Short exercise: Report how many of the lines below contain the string "untuk", treating uppercase and lowercase as different. Give only the number.

....................

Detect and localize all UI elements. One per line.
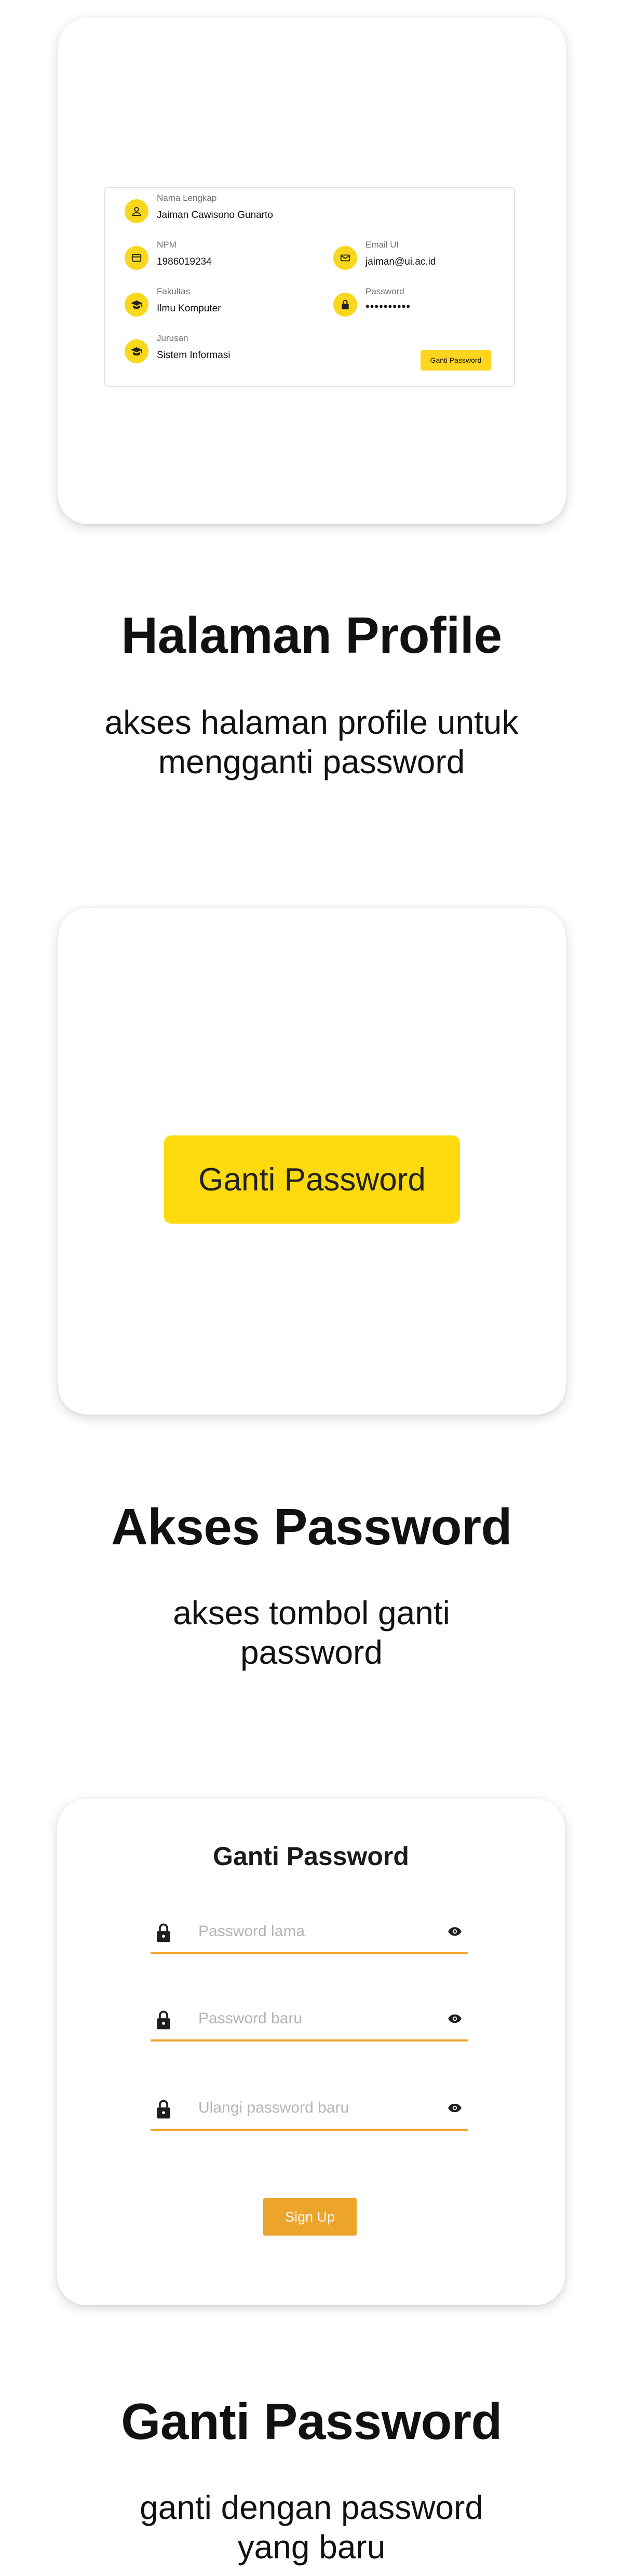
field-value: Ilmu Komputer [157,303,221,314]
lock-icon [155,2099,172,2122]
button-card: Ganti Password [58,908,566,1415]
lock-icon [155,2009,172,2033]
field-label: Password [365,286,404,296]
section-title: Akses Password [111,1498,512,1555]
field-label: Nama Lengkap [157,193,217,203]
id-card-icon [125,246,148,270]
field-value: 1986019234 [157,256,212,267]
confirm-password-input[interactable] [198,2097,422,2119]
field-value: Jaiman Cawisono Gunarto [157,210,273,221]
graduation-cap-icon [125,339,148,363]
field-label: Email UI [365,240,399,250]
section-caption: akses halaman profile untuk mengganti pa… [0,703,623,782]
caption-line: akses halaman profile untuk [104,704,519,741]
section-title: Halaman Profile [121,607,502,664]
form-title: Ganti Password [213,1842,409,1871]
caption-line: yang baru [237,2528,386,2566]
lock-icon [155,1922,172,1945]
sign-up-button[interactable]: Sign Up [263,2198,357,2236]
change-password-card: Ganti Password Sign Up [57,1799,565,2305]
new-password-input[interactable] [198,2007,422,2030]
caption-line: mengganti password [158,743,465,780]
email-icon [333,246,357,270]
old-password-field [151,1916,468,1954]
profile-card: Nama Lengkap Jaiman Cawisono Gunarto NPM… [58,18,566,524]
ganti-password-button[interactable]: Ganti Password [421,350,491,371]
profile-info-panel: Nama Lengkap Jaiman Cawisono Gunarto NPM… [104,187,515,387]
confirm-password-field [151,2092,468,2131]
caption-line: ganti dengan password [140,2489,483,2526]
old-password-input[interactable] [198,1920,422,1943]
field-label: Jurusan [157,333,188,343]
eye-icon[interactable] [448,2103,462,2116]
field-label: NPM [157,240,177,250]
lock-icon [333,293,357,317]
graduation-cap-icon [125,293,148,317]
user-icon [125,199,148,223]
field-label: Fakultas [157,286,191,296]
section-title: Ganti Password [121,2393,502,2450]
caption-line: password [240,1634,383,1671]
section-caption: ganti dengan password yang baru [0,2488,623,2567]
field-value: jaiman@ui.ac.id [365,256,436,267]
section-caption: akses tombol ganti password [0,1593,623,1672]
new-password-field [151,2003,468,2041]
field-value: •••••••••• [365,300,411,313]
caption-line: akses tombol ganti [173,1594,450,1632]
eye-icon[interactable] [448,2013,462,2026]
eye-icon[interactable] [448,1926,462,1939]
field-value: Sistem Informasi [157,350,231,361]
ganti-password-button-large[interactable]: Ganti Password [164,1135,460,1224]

....................

Exercise result: 2